EXTRACTO:
• • • • •

Era un gran intelectual, pero no presumía de ello. Considerado como uno de los más importantes expertos en Patrología, su obra era reconocida a nivel internacional. Algunos llegaban a asegurar que Don Eugenio era el digno continuador de otro gran patrólogo español, su maestro el padre Orbe.

Al estilo del Papa Ratzinger, monseñor Romero Pose proponía sus ideas, sin imponerlas. «No buscaba nunca machacar al adversario, sino compartir certezas y opiniones, de una forma fraterna y servicial. Nunca fue un apologeta beligerante», dice su buen amigo Angel Matesanz, vicario episcopal de Madrid en Vallecas. De hecho, todas sus homilías y todas sus intervenciones comenzaban siempre de la misma manera: «Quiero compartir con vosotros...».

• • • • •

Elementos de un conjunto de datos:

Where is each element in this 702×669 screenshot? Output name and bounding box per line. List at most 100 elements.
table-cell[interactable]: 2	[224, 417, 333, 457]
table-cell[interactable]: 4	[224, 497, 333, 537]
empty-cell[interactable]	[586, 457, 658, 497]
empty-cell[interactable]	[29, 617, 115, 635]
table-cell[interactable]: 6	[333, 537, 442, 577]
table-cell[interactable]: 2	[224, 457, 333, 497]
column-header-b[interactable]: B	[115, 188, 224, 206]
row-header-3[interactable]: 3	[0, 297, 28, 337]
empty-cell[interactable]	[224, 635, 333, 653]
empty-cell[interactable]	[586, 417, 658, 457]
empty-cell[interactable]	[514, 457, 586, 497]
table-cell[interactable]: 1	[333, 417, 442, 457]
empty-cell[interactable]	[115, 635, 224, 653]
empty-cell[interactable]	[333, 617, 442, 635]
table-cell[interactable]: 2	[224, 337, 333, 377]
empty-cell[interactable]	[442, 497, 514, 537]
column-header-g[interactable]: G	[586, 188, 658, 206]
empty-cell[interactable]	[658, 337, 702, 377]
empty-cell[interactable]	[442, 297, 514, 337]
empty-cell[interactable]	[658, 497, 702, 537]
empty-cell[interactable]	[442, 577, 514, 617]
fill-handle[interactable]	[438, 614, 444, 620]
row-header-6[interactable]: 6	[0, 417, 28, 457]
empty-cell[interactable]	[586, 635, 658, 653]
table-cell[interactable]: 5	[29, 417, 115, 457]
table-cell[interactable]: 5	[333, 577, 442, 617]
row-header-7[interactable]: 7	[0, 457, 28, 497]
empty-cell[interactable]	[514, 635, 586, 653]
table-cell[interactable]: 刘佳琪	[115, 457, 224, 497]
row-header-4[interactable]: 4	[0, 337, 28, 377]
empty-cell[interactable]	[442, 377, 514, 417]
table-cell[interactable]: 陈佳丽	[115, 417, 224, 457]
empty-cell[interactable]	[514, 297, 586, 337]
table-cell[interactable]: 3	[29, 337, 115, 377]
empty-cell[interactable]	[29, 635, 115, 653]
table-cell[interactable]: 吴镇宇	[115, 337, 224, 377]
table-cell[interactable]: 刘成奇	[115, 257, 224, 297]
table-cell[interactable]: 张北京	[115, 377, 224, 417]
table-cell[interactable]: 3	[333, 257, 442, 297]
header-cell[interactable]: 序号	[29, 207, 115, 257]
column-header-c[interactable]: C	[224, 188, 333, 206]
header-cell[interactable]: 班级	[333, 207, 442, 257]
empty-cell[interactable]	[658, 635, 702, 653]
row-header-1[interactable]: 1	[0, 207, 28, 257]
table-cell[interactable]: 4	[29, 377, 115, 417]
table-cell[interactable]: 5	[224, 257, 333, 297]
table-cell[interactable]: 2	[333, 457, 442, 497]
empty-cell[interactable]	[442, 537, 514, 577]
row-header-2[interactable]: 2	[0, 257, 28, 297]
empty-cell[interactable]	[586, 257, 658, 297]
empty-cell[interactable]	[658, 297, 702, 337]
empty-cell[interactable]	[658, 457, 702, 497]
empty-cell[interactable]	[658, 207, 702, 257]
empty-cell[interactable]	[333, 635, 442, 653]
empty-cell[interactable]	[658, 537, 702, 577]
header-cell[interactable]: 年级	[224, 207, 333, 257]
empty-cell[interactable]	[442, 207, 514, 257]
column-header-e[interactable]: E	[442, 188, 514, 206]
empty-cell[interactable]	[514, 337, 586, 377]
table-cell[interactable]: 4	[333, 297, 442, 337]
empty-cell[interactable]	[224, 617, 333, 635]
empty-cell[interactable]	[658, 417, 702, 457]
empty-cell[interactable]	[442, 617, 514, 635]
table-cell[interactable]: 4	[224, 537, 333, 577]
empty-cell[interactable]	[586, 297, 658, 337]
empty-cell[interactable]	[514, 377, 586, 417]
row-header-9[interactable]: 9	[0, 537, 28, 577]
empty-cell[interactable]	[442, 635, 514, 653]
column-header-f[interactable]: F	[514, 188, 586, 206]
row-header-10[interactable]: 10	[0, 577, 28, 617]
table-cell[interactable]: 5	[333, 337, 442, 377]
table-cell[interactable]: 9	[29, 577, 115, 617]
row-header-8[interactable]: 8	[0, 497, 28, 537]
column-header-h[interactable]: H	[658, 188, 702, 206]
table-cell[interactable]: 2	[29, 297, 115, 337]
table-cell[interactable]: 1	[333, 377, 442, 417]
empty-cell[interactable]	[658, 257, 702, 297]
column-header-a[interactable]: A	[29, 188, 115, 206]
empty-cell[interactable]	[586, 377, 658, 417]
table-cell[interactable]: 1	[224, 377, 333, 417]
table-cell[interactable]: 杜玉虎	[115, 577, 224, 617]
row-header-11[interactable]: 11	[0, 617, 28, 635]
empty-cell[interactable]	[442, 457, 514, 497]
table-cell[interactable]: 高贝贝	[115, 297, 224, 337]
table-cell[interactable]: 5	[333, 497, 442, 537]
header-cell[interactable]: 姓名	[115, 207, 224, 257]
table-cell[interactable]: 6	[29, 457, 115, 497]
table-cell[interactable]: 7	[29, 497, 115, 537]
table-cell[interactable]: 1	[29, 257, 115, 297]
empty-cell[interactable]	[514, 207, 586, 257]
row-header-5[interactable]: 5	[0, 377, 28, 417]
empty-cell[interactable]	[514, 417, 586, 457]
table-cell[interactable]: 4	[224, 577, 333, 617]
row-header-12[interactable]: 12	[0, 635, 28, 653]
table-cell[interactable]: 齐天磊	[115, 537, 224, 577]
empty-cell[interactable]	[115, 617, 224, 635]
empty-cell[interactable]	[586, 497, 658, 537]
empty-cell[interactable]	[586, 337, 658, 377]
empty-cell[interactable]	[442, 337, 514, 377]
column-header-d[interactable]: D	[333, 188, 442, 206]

• • • • •

LISTA DE ACTIVIDADES:
A – Indica si cada afirmación concuerda con el texto sobre monseñor Romero Pose y cita las palabras exactas que lo deciden: (i) Romero Pose presumía de ser un gran intelectual. (ii) El padre Orbe fue maestro de Don Eugenio. (iii) Angel Matesanz era vicario episcopal de Madrid en Vallecas.
B – Responde con datos del texto sobre monseñor Romero Pose:
(i) ¿En qué materia se le consideraba uno de los expertos más importantes?
(ii) ¿Al estilo de qué Papa proponía sus ideas?
(iii) ¿Con qué palabras comenzaban siempre sus homilías e intervenciones?
C – Prosigue el texto sobre monseñor Romero Pose desde el punto en que se detiene.

RESPUESTAS:
A –
(i) No: «Era un gran intelectual, pero no presumía de ello».
(ii) Sí: «su maestro el padre Orbe».
(iii) Sí: «Angel Matesanz, vicario episcopal de Madrid en Vallecas».

B –
(i) En Patrología.
(ii) Al estilo del Papa Ratzinger.
(iii) Con «Quiero compartir con vosotros...».

C –
Eugenio Romero nació en Santa María de Bayo (La Coruña), en 1949. Cursó los estudios eclesiásticos en el Seminario de Santiago de Compostela de 1959 a 1969. Ya de pequeño, destacaba por su inteligencia y el entonces cardenal Quiroga, consciente de su valía, lo mandó a estudiar a Roma, a la Pontificia Universidad Gregoriana y al Pontificio Instituto Oriental. Fue ordenado sacerdote en la iglesia parroquial de su pueblo natal por el entonces arzobispo de Santiago de Compostela, monseñor Angel Suquía, el 27 de julio de 1974.

Doctor en Teología, con especialidad en Patrologia, ha sido director y profesor del Instituto Teológico Compostelano, director de la revista Compostellanum y del Centro de Estudios Jacobeos.

Profesor de la Facultad de Teología del Norte de España (Burgos) y profesor invitado en la Universidad Gregoriana y en la Facultad de Filosofía y Filología de la Universidad de Santiago. Fue rector del Seminario Mayor de Santiago hasta su nombramiento episcopal.

En Santiago lo conoció monseñor Rouco Varela que, a los tres años de haber tomado posesión del arzobispado de Madrid, lo nombró su obispo auxiliar. Era el 1 de mayo de 1997 y Romero Pose tenía tan sólo 47 años. Y por delante, un futuro prometedor y una carrera fulgurante.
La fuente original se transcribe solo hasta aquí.